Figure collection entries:
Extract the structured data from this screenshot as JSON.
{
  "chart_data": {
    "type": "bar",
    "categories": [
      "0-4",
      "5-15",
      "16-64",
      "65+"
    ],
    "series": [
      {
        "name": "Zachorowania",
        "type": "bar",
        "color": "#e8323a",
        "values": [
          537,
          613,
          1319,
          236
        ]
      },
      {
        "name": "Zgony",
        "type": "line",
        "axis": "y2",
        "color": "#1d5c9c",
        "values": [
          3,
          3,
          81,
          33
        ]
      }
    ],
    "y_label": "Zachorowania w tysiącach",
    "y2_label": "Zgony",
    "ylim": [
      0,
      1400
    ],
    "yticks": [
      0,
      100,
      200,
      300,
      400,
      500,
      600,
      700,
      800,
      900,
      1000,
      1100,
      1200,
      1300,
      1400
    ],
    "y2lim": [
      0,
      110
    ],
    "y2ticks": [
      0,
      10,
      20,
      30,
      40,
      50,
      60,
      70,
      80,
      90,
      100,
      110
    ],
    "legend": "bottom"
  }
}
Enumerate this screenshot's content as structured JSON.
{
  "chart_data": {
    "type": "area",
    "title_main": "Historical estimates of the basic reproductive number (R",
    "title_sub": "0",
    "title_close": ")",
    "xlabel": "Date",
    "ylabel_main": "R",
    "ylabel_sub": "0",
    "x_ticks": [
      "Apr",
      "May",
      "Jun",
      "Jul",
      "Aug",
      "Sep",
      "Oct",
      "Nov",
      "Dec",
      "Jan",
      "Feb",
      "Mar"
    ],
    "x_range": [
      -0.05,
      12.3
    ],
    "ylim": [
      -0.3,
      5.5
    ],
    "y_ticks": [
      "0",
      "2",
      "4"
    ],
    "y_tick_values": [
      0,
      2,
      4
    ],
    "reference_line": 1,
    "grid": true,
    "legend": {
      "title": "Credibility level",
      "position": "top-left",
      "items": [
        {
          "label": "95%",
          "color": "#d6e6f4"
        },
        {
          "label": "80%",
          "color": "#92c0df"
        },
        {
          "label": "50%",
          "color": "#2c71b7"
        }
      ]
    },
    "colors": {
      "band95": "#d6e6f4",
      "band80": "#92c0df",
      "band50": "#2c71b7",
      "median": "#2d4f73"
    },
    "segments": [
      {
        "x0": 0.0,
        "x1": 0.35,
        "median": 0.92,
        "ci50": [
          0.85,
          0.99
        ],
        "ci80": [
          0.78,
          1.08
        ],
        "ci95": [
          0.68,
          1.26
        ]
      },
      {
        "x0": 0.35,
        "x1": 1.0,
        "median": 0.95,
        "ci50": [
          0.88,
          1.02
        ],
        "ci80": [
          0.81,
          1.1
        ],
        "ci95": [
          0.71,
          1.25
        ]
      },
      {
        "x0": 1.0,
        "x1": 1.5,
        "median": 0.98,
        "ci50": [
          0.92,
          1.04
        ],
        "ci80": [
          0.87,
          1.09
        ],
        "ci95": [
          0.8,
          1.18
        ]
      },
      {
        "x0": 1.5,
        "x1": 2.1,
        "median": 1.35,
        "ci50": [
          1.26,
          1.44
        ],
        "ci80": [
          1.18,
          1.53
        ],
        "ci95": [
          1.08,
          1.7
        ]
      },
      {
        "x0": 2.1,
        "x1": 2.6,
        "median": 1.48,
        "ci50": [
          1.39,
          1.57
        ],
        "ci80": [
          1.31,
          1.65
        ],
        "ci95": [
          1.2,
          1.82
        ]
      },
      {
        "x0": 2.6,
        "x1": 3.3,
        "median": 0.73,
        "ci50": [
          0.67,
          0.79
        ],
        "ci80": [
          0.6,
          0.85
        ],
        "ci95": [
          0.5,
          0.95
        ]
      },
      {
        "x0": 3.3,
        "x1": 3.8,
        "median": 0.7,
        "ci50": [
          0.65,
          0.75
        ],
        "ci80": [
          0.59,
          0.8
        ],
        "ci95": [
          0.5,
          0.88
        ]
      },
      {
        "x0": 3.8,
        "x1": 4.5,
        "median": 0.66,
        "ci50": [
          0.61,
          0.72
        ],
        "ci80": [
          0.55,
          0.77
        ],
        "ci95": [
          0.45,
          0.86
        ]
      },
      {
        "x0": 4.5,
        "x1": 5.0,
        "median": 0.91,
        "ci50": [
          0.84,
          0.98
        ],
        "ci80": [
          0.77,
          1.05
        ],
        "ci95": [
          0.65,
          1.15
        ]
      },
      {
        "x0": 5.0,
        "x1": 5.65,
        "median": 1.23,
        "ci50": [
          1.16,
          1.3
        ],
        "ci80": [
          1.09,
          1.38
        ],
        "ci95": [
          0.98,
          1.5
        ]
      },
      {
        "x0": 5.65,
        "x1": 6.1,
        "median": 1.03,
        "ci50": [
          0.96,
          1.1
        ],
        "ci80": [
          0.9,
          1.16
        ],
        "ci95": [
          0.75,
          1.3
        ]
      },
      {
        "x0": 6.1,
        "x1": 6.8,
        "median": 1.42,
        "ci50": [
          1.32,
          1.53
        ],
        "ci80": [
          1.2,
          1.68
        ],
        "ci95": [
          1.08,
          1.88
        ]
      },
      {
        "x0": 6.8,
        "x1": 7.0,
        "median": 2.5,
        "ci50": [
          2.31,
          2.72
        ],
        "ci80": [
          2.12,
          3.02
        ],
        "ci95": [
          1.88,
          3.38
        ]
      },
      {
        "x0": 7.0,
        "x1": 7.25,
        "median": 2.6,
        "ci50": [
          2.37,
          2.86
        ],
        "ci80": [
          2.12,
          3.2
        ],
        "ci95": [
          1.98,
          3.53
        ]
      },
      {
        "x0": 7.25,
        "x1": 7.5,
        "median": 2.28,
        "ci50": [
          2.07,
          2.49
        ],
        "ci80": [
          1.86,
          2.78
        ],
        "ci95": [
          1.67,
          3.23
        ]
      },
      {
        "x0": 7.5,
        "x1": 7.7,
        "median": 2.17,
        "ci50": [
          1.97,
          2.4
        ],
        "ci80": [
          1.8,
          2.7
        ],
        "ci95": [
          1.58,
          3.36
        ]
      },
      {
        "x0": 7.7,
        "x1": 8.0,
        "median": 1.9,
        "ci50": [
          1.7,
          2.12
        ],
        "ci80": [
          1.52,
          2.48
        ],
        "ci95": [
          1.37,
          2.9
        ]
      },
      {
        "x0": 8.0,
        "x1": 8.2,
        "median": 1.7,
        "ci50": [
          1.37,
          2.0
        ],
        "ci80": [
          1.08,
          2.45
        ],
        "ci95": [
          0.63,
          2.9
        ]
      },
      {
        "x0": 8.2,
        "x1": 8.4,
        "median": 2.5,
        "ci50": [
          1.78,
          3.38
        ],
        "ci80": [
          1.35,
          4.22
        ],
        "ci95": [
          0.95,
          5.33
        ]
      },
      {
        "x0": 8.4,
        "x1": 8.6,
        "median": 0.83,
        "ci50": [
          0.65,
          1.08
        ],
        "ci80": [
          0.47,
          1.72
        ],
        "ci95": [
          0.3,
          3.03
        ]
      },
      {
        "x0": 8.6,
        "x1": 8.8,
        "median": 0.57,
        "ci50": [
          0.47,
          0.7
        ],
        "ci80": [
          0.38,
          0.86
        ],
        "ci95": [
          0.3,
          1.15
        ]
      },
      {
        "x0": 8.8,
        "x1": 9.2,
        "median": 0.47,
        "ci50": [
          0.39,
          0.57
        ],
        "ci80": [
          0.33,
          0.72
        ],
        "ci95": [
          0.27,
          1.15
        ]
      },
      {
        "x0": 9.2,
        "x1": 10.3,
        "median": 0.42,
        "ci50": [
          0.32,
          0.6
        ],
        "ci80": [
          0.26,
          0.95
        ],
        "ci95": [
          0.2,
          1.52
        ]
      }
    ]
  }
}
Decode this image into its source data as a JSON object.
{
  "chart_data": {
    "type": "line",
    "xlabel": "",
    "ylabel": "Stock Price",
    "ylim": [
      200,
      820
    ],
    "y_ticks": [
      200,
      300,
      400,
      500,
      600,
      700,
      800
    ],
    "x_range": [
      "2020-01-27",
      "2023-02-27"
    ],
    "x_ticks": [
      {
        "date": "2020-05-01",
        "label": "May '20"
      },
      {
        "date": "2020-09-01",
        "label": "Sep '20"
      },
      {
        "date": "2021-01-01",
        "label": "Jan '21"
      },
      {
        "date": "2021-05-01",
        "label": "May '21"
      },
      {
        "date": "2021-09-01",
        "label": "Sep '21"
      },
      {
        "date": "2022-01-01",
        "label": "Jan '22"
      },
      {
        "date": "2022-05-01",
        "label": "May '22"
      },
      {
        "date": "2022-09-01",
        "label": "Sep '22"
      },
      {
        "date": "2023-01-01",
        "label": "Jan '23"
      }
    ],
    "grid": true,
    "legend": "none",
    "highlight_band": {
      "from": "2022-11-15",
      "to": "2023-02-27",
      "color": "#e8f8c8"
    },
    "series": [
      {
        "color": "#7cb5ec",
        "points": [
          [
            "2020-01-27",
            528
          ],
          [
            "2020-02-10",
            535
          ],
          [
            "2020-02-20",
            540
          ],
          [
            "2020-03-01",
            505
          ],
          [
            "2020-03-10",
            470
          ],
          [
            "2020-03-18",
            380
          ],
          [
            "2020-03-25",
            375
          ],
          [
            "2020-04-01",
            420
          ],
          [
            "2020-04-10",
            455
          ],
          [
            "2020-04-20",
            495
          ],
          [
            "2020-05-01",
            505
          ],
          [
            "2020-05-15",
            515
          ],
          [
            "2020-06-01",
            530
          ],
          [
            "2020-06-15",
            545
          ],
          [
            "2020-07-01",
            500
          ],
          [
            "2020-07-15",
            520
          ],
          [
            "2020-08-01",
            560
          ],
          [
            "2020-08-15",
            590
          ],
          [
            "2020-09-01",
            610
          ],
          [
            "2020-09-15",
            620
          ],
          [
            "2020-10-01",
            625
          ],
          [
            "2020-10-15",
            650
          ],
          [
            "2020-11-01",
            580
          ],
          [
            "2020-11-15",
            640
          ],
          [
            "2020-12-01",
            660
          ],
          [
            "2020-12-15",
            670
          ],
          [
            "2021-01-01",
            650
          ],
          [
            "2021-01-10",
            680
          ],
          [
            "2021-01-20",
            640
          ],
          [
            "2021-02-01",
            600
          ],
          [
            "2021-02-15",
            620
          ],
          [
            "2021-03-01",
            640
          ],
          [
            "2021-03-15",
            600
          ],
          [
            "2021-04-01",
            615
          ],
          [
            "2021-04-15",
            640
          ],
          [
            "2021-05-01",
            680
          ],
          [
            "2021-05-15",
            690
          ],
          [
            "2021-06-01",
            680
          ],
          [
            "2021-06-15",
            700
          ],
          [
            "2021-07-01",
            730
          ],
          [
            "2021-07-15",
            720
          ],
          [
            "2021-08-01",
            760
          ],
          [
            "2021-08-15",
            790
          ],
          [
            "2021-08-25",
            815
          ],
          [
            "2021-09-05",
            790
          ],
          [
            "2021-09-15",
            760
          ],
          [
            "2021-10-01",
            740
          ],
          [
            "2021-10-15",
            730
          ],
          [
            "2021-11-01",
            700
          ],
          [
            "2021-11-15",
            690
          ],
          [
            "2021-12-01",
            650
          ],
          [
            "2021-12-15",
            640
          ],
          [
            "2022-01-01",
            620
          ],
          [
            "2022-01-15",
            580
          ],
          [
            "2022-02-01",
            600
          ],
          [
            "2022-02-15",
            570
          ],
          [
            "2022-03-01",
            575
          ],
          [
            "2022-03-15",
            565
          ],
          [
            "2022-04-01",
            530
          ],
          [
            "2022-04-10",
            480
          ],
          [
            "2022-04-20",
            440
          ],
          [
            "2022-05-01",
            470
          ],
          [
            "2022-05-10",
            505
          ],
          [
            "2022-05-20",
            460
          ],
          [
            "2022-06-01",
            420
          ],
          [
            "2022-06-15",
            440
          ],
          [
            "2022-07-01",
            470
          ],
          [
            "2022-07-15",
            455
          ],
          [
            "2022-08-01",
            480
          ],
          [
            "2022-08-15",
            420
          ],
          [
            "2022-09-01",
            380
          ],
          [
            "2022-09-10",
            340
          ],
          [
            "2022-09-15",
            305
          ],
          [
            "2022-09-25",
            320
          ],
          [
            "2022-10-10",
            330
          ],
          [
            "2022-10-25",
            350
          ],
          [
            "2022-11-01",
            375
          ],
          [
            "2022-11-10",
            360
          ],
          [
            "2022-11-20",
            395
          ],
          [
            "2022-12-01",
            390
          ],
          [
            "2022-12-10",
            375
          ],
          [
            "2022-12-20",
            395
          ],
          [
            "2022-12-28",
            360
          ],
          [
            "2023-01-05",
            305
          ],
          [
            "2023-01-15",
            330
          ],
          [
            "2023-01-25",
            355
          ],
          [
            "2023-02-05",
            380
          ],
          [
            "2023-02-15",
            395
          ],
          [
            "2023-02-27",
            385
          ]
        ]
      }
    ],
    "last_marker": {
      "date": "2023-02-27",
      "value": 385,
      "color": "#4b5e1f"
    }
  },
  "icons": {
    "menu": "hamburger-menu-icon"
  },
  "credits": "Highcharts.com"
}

**Exercise**
Collect the complete line wherever the string "Zachorowania" appears in the records.

**Worked answer**
        "name": "Zachorowania",
    "y_label": "Zachorowania w tysiącach",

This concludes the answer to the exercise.